— begin PROVIDED RECORDS —
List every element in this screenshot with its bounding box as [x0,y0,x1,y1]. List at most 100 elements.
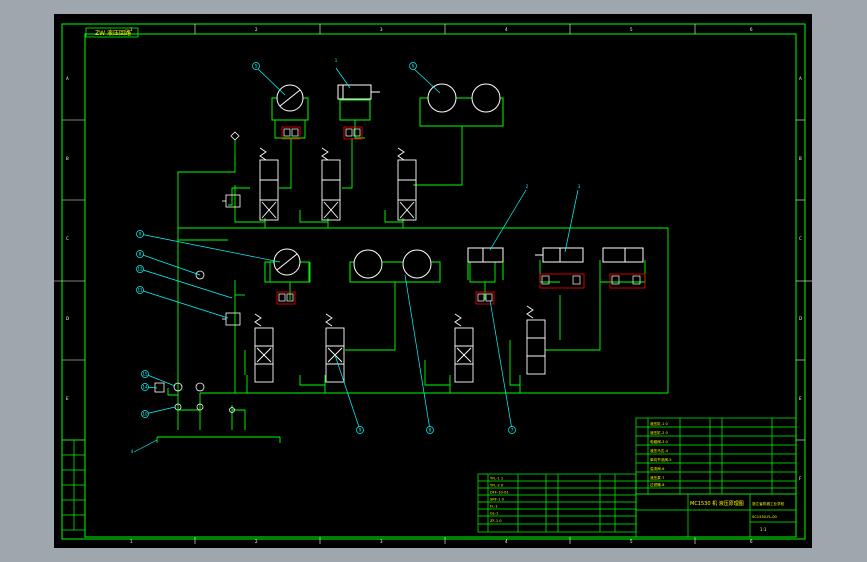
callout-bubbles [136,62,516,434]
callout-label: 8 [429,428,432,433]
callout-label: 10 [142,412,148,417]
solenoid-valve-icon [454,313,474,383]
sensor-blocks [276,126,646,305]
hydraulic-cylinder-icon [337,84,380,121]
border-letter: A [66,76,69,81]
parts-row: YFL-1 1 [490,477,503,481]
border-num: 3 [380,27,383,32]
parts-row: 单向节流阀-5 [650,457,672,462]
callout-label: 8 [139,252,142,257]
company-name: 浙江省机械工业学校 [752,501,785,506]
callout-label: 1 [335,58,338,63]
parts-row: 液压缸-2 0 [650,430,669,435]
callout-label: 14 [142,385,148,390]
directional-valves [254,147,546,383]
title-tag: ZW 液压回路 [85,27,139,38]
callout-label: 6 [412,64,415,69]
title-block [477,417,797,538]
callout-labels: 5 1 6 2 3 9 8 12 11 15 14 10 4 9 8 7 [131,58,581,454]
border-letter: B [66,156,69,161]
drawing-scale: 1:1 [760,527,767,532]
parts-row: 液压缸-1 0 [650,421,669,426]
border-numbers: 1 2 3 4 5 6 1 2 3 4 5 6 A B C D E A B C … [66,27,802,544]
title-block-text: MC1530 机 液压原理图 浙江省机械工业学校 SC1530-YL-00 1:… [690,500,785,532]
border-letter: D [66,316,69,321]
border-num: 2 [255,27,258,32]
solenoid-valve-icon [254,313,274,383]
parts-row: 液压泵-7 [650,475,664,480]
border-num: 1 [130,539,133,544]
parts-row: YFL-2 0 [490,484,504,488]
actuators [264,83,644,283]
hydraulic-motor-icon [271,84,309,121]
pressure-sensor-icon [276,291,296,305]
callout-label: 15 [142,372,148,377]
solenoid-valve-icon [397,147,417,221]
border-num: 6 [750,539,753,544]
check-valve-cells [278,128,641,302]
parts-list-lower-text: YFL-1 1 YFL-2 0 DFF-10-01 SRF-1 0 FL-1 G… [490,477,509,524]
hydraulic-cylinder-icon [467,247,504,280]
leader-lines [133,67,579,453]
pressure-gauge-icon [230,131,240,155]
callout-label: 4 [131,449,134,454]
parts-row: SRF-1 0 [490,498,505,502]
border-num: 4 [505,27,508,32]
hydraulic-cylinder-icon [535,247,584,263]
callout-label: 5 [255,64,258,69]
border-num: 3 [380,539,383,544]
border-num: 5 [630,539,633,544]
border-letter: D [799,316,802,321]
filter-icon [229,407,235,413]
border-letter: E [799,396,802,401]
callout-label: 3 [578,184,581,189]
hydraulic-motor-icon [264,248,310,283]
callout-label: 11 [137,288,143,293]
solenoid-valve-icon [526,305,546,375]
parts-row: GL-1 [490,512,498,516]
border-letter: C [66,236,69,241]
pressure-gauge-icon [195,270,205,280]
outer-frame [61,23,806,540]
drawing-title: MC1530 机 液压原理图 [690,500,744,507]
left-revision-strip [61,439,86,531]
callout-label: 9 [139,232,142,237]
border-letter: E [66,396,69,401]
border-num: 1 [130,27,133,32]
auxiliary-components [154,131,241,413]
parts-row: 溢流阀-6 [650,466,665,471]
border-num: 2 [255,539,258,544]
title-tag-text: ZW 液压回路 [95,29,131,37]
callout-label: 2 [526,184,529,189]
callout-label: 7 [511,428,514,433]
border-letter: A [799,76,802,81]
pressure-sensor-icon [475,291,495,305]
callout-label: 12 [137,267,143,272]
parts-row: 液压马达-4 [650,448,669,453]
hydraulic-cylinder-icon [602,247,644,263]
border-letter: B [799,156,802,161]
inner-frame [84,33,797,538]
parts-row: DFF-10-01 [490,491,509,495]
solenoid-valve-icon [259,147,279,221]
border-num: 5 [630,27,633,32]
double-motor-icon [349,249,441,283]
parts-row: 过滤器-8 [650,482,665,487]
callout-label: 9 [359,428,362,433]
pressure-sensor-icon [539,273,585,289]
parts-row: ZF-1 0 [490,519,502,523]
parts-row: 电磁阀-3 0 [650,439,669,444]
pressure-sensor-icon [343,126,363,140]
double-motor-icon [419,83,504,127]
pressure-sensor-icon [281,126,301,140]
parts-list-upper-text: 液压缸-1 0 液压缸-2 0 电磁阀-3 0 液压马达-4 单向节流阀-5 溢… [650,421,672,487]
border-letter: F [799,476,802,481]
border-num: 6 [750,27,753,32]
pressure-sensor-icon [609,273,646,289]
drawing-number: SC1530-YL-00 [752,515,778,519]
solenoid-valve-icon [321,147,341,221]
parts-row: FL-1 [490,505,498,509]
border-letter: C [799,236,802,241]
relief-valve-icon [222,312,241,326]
— end PROVIDED RECORDS —
— begin PROVIDED RECORDS —
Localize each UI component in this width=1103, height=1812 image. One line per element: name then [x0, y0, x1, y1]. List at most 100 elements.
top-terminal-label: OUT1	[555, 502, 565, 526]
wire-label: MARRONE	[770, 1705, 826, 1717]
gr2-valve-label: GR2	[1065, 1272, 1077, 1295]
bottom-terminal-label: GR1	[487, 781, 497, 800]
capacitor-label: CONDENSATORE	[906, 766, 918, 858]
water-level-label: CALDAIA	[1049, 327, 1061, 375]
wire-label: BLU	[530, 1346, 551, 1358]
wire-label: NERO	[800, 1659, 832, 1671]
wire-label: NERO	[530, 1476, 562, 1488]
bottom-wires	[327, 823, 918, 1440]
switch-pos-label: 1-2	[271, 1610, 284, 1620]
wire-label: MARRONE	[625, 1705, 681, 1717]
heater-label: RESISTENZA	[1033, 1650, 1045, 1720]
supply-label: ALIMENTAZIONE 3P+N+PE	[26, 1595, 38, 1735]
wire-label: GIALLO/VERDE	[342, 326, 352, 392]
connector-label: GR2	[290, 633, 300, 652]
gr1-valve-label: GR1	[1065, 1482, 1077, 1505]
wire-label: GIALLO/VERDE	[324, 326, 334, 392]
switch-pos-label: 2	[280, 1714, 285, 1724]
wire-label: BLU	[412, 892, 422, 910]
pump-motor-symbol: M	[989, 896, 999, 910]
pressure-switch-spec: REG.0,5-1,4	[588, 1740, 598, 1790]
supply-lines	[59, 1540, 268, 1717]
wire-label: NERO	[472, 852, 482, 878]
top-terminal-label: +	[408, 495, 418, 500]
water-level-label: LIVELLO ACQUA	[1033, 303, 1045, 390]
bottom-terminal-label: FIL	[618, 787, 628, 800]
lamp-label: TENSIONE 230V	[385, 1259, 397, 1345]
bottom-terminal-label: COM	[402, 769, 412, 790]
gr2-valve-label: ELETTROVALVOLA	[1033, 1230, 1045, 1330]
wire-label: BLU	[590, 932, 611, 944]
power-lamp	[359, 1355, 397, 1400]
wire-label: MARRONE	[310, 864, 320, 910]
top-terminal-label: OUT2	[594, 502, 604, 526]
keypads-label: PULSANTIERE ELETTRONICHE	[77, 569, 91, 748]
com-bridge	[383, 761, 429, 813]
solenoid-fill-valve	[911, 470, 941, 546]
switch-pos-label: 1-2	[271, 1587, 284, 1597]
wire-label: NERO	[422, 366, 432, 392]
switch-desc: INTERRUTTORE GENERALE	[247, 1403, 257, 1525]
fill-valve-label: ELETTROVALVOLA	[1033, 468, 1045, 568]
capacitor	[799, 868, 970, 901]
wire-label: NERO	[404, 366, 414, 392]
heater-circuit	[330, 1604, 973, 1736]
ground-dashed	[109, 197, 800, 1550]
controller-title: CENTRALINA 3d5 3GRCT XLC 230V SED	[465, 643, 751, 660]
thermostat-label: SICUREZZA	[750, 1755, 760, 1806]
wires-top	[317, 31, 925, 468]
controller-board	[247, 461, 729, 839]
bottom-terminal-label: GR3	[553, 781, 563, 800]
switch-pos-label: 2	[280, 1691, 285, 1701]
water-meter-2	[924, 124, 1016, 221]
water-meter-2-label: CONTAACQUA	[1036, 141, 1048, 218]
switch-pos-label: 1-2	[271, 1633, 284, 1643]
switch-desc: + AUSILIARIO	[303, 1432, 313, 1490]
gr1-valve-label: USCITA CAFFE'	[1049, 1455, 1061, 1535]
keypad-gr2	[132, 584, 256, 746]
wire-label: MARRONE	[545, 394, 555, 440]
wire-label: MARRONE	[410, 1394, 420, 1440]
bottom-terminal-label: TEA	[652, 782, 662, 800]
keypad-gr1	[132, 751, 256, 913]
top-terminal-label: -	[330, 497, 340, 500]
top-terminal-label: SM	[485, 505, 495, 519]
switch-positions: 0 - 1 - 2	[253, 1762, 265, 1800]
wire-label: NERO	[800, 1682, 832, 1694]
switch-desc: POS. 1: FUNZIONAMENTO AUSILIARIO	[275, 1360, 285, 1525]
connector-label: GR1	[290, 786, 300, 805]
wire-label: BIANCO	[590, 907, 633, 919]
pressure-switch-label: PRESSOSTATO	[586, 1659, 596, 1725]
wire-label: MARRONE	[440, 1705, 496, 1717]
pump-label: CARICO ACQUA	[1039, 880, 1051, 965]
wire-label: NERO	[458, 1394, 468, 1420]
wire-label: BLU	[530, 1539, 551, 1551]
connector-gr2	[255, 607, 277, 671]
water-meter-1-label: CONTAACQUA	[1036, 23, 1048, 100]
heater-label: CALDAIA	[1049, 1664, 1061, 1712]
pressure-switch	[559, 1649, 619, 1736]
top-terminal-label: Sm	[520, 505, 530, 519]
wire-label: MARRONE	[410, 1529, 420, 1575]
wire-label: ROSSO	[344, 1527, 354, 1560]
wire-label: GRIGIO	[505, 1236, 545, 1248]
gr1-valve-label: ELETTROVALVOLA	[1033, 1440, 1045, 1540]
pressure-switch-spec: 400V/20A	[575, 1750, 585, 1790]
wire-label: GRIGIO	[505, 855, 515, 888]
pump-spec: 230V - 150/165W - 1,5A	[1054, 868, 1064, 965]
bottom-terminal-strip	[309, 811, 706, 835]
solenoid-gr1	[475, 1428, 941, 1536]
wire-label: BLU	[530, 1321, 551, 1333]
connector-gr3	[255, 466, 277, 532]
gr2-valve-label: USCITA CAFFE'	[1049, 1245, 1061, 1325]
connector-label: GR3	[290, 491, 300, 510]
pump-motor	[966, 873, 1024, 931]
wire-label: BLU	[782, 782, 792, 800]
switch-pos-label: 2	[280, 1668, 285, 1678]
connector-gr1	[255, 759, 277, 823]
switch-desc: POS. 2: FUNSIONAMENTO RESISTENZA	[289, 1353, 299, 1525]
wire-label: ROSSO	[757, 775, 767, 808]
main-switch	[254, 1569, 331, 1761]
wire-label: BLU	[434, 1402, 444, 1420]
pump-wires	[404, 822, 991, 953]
— end PROVIDED RECORDS —
__TASK TO CARRY OUT__.
Copy the rows above from the line with "callout-bubbles [136,62,516,434]" to the line with "pressure-sensor-icon [276,291,296,305]", including both of those lines, reproducing each one without any changes.

__TASK SOLUTION__.
callout-bubbles [136,62,516,434]
callout-label: 8 [429,428,432,433]
callout-label: 10 [142,412,148,417]
solenoid-valve-icon [454,313,474,383]
sensor-blocks [276,126,646,305]
hydraulic-cylinder-icon [337,84,380,121]
border-letter: A [66,76,69,81]
parts-row: YFL-1 1 [490,477,503,481]
border-num: 3 [380,27,383,32]
parts-row: 单向节流阀-5 [650,457,672,462]
callout-label: 8 [139,252,142,257]
company-name: 浙江省机械工业学校 [752,501,785,506]
callout-label: 1 [335,58,338,63]
parts-row: 液压缸-2 0 [650,430,669,435]
callout-label: 14 [142,385,148,390]
directional-valves [254,147,546,383]
title-tag: ZW 液压回路 [85,27,139,38]
callout-label: 6 [412,64,415,69]
title-block [477,417,797,538]
callout-labels: 5 1 6 2 3 9 8 12 11 15 14 10 4 9 8 7 [131,58,581,454]
border-letter: B [66,156,69,161]
drawing-scale: 1:1 [760,527,767,532]
parts-row: 液压缸-1 0 [650,421,669,426]
border-numbers: 1 2 3 4 5 6 1 2 3 4 5 6 A B C D E A B C … [66,27,802,544]
title-block-text: MC1530 机 液压原理图 浙江省机械工业学校 SC1530-YL-00 1:… [690,500,785,532]
border-letter: D [66,316,69,321]
border-num: 2 [255,27,258,32]
solenoid-valve-icon [254,313,274,383]
parts-row: 液压泵-7 [650,475,664,480]
border-num: 1 [130,539,133,544]
parts-row: YFL-2 0 [490,484,504,488]
actuators [264,83,644,283]
hydraulic-motor-icon [271,84,309,121]
pressure-sensor-icon [276,291,296,305]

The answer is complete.